◆ **Written problem**: Copy every one of the rows below word for word, leaving out the pictures.

◆ **Records provided**:
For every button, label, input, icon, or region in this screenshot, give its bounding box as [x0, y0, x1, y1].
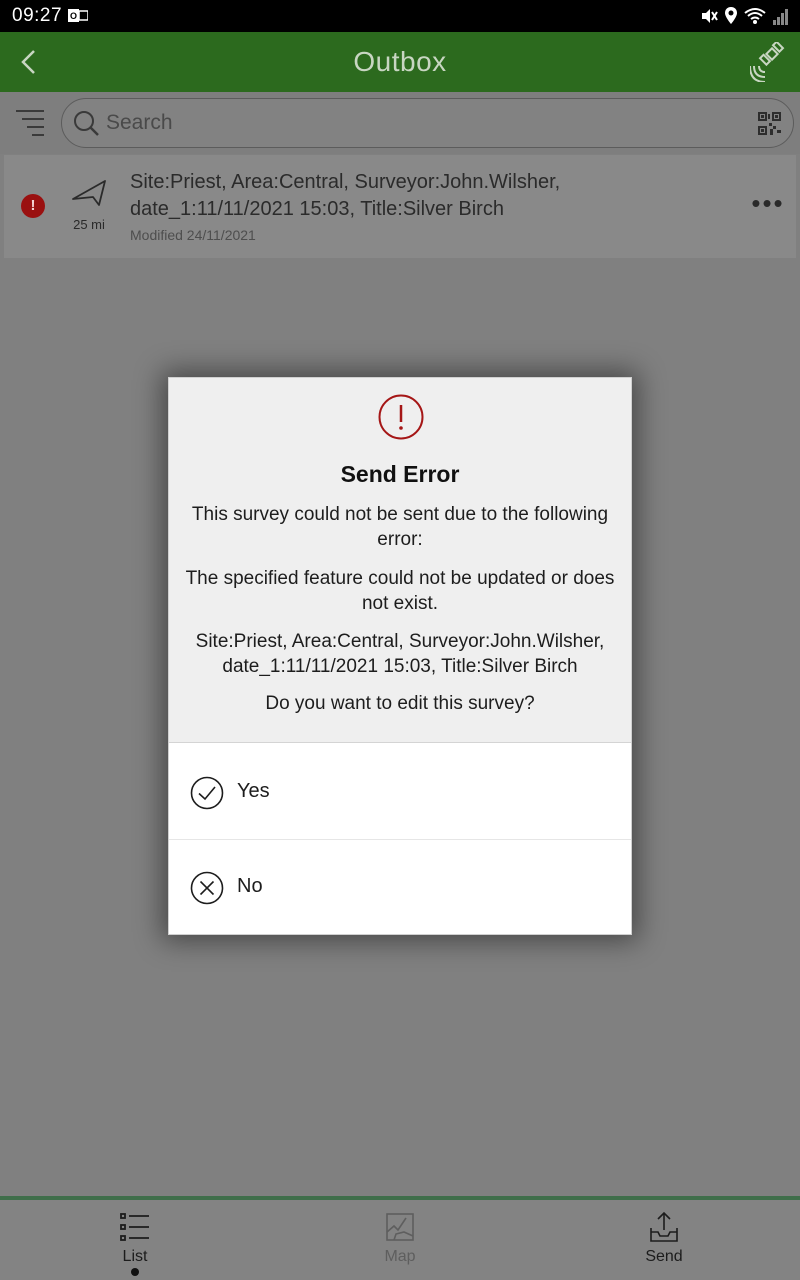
tab-map-label: Map	[384, 1248, 416, 1265]
search-bar-row	[0, 92, 800, 154]
yes-button[interactable]: Yes	[169, 745, 631, 840]
filter-icon[interactable]	[14, 107, 46, 137]
distance-label: 25 mi	[73, 217, 105, 232]
dialog-message: This survey could not be sent due to the…	[191, 504, 609, 550]
outlook-icon: O	[68, 9, 88, 22]
modified-date: Modified 24/11/2021	[130, 227, 256, 243]
list-item[interactable]: ! 25 mi Site:Priest, Area:Central, Surve…	[4, 155, 796, 258]
close-circle-icon	[190, 871, 224, 905]
location-icon	[725, 7, 737, 24]
page-title: Outbox	[353, 46, 447, 77]
search-icon	[74, 111, 99, 136]
dialog-body: Send Error This survey could not be sent…	[169, 378, 631, 743]
app-header: Outbox	[0, 32, 800, 92]
mute-icon	[702, 9, 718, 23]
map-icon	[386, 1213, 414, 1241]
send-error-dialog: Send Error This survey could not be sent…	[168, 377, 632, 935]
dialog-title: Send Error	[340, 461, 460, 487]
list-icon	[120, 1213, 149, 1241]
tab-send-label: Send	[645, 1248, 683, 1265]
search-field[interactable]	[61, 98, 794, 148]
error-icon: !	[21, 194, 45, 218]
survey-title-line-1: Site:Priest, Area:Central, Surveyor:John…	[130, 171, 561, 193]
qr-code-icon[interactable]	[758, 112, 781, 135]
satellite-icon[interactable]	[750, 42, 788, 82]
bottom-navigation: List Map Send	[0, 1196, 800, 1280]
no-button[interactable]: No	[169, 840, 631, 935]
yes-label: Yes	[237, 780, 270, 802]
tab-map[interactable]: Map	[340, 1210, 460, 1280]
send-icon	[650, 1211, 678, 1242]
active-indicator	[131, 1268, 139, 1276]
more-options-icon[interactable]: •••	[748, 190, 788, 219]
alert-circle-icon	[378, 394, 424, 440]
search-input[interactable]	[106, 107, 706, 139]
tab-list-label: List	[122, 1248, 148, 1265]
dialog-survey-name: Site:Priest, Area:Central, Surveyor:John…	[195, 631, 605, 677]
tab-send[interactable]: Send	[604, 1210, 724, 1280]
status-bar: 09:27 O	[0, 0, 800, 32]
status-time: 09:27	[12, 5, 63, 26]
dialog-question: Do you want to edit this survey?	[265, 693, 535, 714]
signal-icon	[773, 9, 788, 25]
check-circle-icon	[190, 776, 224, 810]
wifi-icon	[744, 8, 766, 24]
tab-list[interactable]: List	[75, 1210, 195, 1280]
svg-text:O: O	[70, 11, 77, 21]
navigation-arrow-icon	[72, 180, 106, 206]
dialog-error-detail: The specified feature could not be updat…	[185, 568, 615, 614]
survey-title-line-2: date_1:11/11/2021 15:03, Title:Silver Bi…	[130, 198, 504, 220]
no-label: No	[237, 875, 263, 897]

◆ **Answer to this problem**:
For every button, label, input, icon, or region in this screenshot, give its bounding box as [x0, y0, x1, y1].
tab-map-label: Map	[384, 1248, 416, 1265]
search-bar-row	[0, 92, 800, 154]
yes-button[interactable]: Yes	[169, 745, 631, 840]
filter-icon[interactable]	[14, 107, 46, 137]
distance-label: 25 mi	[73, 217, 105, 232]
dialog-message: This survey could not be sent due to the…	[191, 504, 609, 550]
outlook-icon: O	[68, 9, 88, 22]
modified-date: Modified 24/11/2021	[130, 227, 256, 243]
list-item[interactable]: ! 25 mi Site:Priest, Area:Central, Surve…	[4, 155, 796, 258]
close-circle-icon	[190, 871, 224, 905]
location-icon	[725, 7, 737, 24]
page-title: Outbox	[353, 46, 447, 77]
search-icon	[74, 111, 99, 136]
dialog-body: Send Error This survey could not be sent…	[169, 378, 631, 743]
app-header: Outbox	[0, 32, 800, 92]
mute-icon	[702, 9, 718, 23]
map-icon	[386, 1213, 414, 1241]
send-error-dialog: Send Error This survey could not be sent…	[168, 377, 632, 935]
dialog-title: Send Error	[340, 461, 460, 487]
list-icon	[120, 1213, 149, 1241]
tab-send-label: Send	[645, 1248, 683, 1265]
search-field[interactable]	[61, 98, 794, 148]
error-icon: !	[21, 194, 45, 218]
survey-title-line-1: Site:Priest, Area:Central, Surveyor:John…	[130, 171, 561, 193]
qr-code-icon[interactable]	[758, 112, 781, 135]
satellite-icon[interactable]	[750, 42, 788, 82]
bottom-navigation: List Map Send	[0, 1196, 800, 1280]
no-button[interactable]: No	[169, 840, 631, 935]
yes-label: Yes	[237, 780, 270, 802]
tab-map[interactable]: Map	[340, 1210, 460, 1280]
send-icon	[650, 1211, 678, 1242]
active-indicator	[131, 1268, 139, 1276]
more-options-icon[interactable]: •••	[748, 190, 788, 219]
alert-circle-icon	[378, 394, 424, 440]
search-input[interactable]	[106, 107, 706, 139]
tab-list-label: List	[122, 1248, 148, 1265]
dialog-survey-name: Site:Priest, Area:Central, Surveyor:John…	[195, 631, 605, 677]
tab-send[interactable]: Send	[604, 1210, 724, 1280]
status-bar: 09:27 O	[0, 0, 800, 32]
status-time: 09:27	[12, 5, 63, 26]
dialog-question: Do you want to edit this survey?	[265, 693, 535, 714]
signal-icon	[773, 9, 788, 25]
check-circle-icon	[190, 776, 224, 810]
wifi-icon	[744, 8, 766, 24]
tab-list[interactable]: List	[75, 1210, 195, 1280]
svg-text:O: O	[70, 11, 77, 21]
navigation-arrow-icon	[72, 180, 106, 206]
dialog-error-detail: The specified feature could not be updat…	[185, 568, 615, 614]
survey-title-line-2: date_1:11/11/2021 15:03, Title:Silver Bi…	[130, 198, 504, 220]
no-label: No	[237, 875, 263, 897]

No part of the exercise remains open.